What to produce = Extract every line that contains the word "JSON".

Data rows =

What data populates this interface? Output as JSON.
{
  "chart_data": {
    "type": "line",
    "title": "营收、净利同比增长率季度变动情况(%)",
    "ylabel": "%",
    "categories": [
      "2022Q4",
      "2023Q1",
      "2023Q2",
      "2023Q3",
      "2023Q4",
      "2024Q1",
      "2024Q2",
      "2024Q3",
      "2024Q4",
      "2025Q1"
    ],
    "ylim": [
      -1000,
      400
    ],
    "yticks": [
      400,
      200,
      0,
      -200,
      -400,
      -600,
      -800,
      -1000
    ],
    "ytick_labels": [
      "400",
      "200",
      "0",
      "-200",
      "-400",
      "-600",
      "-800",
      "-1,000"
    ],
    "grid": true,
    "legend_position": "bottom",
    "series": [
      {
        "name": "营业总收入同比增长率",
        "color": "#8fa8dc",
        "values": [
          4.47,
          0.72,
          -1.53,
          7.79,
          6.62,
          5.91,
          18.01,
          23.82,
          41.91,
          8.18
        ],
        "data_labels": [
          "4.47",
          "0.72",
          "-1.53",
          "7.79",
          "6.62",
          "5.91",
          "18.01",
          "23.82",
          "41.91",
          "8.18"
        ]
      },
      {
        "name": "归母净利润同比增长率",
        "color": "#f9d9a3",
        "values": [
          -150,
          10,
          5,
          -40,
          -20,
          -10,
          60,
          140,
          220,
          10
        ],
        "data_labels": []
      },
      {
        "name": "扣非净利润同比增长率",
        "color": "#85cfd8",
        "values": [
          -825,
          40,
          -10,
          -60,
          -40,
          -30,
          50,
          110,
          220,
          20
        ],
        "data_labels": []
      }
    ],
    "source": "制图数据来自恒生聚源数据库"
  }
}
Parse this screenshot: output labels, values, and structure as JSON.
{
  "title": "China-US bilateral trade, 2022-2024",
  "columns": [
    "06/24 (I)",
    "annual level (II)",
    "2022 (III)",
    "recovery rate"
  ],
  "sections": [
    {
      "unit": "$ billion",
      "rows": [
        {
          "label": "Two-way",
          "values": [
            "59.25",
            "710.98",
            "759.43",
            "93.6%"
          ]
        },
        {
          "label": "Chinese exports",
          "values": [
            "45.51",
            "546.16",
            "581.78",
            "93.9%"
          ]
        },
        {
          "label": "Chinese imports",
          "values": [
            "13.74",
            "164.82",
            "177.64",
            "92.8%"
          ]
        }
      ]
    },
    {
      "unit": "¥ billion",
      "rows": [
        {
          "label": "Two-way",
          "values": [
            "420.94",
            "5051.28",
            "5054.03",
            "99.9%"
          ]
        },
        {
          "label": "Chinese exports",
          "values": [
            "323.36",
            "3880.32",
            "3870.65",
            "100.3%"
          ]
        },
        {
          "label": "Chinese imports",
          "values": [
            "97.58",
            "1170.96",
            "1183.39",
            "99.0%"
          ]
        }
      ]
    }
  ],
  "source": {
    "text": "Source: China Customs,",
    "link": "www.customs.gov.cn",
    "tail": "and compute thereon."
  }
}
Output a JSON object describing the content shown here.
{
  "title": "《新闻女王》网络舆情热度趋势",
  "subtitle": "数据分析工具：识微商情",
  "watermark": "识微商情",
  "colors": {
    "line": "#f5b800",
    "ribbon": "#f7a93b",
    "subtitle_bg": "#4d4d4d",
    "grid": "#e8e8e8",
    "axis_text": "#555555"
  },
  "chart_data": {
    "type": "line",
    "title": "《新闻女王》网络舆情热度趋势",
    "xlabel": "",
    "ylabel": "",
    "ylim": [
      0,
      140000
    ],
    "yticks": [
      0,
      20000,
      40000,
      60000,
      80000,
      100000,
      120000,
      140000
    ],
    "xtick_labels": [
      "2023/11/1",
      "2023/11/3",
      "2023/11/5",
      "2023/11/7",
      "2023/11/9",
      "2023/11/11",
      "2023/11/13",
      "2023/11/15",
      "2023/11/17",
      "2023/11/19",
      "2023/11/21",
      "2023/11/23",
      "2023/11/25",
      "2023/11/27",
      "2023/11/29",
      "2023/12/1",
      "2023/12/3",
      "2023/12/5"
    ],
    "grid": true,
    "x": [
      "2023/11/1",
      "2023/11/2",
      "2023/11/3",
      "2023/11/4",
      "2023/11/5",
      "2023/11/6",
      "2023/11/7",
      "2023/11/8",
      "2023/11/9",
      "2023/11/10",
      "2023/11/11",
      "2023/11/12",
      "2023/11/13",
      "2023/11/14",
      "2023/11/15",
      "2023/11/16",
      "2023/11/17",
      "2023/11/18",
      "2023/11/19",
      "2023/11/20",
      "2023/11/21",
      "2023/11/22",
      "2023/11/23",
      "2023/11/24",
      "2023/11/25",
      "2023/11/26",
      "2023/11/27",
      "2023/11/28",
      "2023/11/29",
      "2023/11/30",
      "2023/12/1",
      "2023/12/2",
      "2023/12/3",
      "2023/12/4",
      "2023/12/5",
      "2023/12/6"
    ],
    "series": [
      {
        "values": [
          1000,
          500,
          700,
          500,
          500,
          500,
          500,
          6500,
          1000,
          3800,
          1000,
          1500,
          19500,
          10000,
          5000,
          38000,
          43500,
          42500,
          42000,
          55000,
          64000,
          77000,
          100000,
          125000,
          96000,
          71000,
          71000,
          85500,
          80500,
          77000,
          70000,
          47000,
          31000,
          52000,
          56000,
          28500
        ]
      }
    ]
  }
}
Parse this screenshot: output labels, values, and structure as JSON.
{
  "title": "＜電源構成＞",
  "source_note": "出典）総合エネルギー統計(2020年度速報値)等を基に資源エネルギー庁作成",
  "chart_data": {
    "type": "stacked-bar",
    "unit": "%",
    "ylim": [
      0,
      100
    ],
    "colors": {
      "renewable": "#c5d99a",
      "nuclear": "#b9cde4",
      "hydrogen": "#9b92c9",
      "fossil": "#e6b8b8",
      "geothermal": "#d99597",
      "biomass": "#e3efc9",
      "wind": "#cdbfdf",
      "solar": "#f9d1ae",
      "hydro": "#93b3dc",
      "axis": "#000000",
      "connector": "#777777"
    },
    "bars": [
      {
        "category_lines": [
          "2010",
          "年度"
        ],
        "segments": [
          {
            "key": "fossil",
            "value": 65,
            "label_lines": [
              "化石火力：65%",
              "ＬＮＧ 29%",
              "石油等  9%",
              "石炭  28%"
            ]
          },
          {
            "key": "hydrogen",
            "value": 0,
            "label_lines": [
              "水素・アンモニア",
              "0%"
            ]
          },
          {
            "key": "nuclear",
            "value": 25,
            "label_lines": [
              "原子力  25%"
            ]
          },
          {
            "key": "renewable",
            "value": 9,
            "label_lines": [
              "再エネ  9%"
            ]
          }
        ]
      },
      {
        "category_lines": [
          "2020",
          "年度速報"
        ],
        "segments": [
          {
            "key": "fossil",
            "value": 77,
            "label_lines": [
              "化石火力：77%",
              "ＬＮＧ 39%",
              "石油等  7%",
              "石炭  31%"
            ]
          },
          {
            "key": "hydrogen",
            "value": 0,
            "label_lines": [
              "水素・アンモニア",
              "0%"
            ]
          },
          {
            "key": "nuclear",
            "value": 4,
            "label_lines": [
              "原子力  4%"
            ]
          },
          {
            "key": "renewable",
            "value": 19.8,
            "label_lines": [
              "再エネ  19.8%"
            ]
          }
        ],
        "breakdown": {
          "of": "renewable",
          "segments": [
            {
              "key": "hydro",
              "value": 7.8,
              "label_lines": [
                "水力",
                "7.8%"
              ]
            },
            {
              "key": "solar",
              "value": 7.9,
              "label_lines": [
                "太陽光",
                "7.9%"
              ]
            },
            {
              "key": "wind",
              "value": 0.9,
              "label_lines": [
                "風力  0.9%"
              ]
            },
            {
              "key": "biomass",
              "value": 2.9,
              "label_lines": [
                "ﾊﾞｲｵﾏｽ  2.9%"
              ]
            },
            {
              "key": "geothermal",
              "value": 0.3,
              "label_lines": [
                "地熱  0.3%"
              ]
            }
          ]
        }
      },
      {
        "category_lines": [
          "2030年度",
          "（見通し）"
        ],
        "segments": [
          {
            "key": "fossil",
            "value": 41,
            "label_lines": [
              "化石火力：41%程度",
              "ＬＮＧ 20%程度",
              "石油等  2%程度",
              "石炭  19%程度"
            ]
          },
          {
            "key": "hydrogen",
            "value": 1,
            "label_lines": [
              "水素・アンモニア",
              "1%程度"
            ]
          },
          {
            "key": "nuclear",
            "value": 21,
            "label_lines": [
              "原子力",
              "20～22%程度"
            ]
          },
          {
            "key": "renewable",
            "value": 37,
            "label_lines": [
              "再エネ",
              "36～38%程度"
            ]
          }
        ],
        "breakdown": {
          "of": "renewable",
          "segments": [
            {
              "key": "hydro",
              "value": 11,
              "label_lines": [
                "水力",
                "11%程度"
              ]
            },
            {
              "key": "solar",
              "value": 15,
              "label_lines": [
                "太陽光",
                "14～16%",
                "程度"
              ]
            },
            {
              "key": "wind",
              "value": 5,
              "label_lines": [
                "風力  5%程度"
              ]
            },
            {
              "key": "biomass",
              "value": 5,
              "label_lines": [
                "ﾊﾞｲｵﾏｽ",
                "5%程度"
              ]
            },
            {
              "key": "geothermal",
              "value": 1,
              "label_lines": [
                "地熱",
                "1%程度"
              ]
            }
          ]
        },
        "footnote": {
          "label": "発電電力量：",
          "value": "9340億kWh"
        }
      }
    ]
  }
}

Output of the exercise =
What data populates this interface? Output as JSON.
Parse this screenshot: output labels, values, and structure as JSON.
Output a JSON object describing the content shown here.
Parse this screenshot: output labels, values, and structure as JSON.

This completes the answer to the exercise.